▼
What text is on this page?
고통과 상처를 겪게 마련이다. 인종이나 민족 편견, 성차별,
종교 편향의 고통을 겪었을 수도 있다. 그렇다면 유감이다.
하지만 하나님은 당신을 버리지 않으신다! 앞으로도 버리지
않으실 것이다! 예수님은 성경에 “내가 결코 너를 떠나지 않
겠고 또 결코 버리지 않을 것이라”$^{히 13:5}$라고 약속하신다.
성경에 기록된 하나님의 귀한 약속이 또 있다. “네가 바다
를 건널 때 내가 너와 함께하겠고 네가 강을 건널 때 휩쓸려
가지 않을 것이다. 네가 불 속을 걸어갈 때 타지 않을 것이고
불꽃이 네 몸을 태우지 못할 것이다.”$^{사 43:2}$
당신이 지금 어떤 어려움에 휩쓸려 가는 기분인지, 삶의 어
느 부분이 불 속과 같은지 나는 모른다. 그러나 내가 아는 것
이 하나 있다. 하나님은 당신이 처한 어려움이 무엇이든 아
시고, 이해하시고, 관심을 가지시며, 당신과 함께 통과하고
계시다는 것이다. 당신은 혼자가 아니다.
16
▲
**WHAT THE TASK REQUIRES**. Reproduce each entry word for word.

**RIGHT ANSWER**.
What text is on this page?
고통과 상처를 겪게 마련이다. 인종이나 민족 편견, 성차별,
종교 편향의 고통을 겪었을 수도 있다. 그렇다면 유감이다.
하지만 하나님은 당신을 버리지 않으신다! 앞으로도 버리지
않으실 것이다! 예수님은 성경에 “내가 결코 너를 떠나지 않
겠고 또 결코 버리지 않을 것이라”$^{히 13:5}$라고 약속하신다.
성경에 기록된 하나님의 귀한 약속이 또 있다. “네가 바다
를 건널 때 내가 너와 함께하겠고 네가 강을 건널 때 휩쓸려
가지 않을 것이다. 네가 불 속을 걸어갈 때 타지 않을 것이고
불꽃이 네 몸을 태우지 못할 것이다.”$^{사 43:2}$
당신이 지금 어떤 어려움에 휩쓸려 가는 기분인지, 삶의 어
느 부분이 불 속과 같은지 나는 모른다. 그러나 내가 아는 것
이 하나 있다. 하나님은 당신이 처한 어려움이 무엇이든 아
시고, 이해하시고, 관심을 가지시며, 당신과 함께 통과하고
계시다는 것이다. 당신은 혼자가 아니다.
16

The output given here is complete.